Deep Sea Adventure Boost revamps the original with refined components and new dice mechanics. The result is a game far more strategic than a box this small has any right to be.
Diving on a Budget
The premise of Deep Sea Adventure is simple. You’re divers hunting for treasure. Due to limited funds, you’ve all chipped in to rent a submarine. The problem? You’re also sharing the same air supply, creating an excellent blend of cooperation and competition.
Inside the tiny box you’ll find a submarine board used to track the group’s oxygen. Each player chooses a meeple and a briefcase for storing tokens, before setting up the dive itself. Tokens are shuffled and laid out in a descending path, starting with light blue and ending with dark blue.
It’s an accessible design too. Players who struggle with colour differentiation will appreciate that the tiles are also different shapes, making setup easier while giving the game a lovely table presence. Best of all, setup takes barely a minute.
Into the Deep
Played over three rounds, players roll three dice and choose two of them to move with. On every turn you must decide whether to continue diving deeper or head back to safety. Once you move, you can either do nothing, collect a token, or put one back.
The real tension comes from how tokens affect both movement and oxygen. When a player takes a token, they replace it with a cross marker. From then on, every token they carry reduces the group’s air supply and their movement.

_TO BE DONE:_
[a] In the Deep Sea Adventure Boost review, reproduce the passage starting at "Deep Sea Adventure Boost" and ending at "right to be.", changing "strategic" to "tactical".
[b] According to the Deep Sea Adventure Boost review, what options does a player have after moving?
[c] Pick up the Deep Sea Adventure Boost review after its final sentence and keep writing.

_SUPPLIED MATERIAL:_
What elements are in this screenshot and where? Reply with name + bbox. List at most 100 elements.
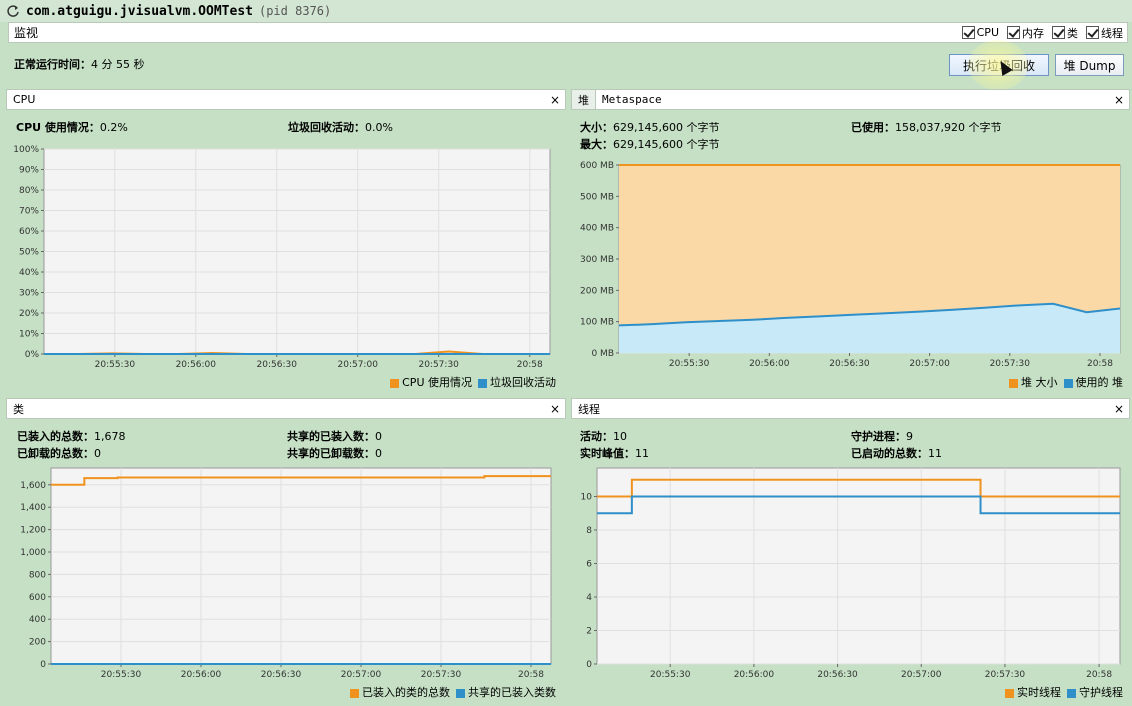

_SOLVED PROBLEMS:_
[a]
Deep Sea Adventure Boost revamps the original with refined components and new dice mechanics. The result is a game far more tactical than a box this small has any right to be.

[b]
- Do nothing
- Collect a token
- Put one back

[c]
Adding to the pressure is the fact that values remain hidden until the end of the game. You know the dark blue tokens are better, but you never know exactly how good. Every dive becomes a gamble built on greed, panic, and just enough optimism to get you stranded at the bottom of the ocean.
This leads to plenty of “I can’t believe you just did that” moments at the table. I’ve lost count of the rounds where somebody dives too deep. I immediately turn back, boost, and grab a token on the way out just to speed up the oxygen drain. If I’m not getting the points, neither are they.
Sadly, not everyone makes it back to the submarine, whether through poor planning or outright sabotage. If players fail, they must return all collected tokens to the end of the chain. These stacks can then be collected in later rounds and, crucially, stacked tokens only count as one for movement penalties. This creates tempting high-risk targets that everyone at the table will be eyeing up.
To boost or not to boost
The biggest addition in this new version is the dice system. The original game used two evenly weighted dice, but Boost introduces three uneven dice that make every roll feel far less predictable.
Most turns still involve choosing two dice, but now players can “boost” by spending one oxygen to use all three. That extra movement can help you dive deeper, escape with more treasure, or deliberately drain the shared oxygen supply to ruin someone else’s plans. It’s wonderfully mean spirited in the best possible way.
One of the few issues with the original game was that experienced groups could eventually “solve” it. Once everyone understood the optimal timing for turning back, rounds could start feeling repetitive. Boost fixes this. The extra die encourages riskier decisions because there’s always the temptation of a huge roll.
“What if I roll an 8?”
That possibility alone changes how boldly people play.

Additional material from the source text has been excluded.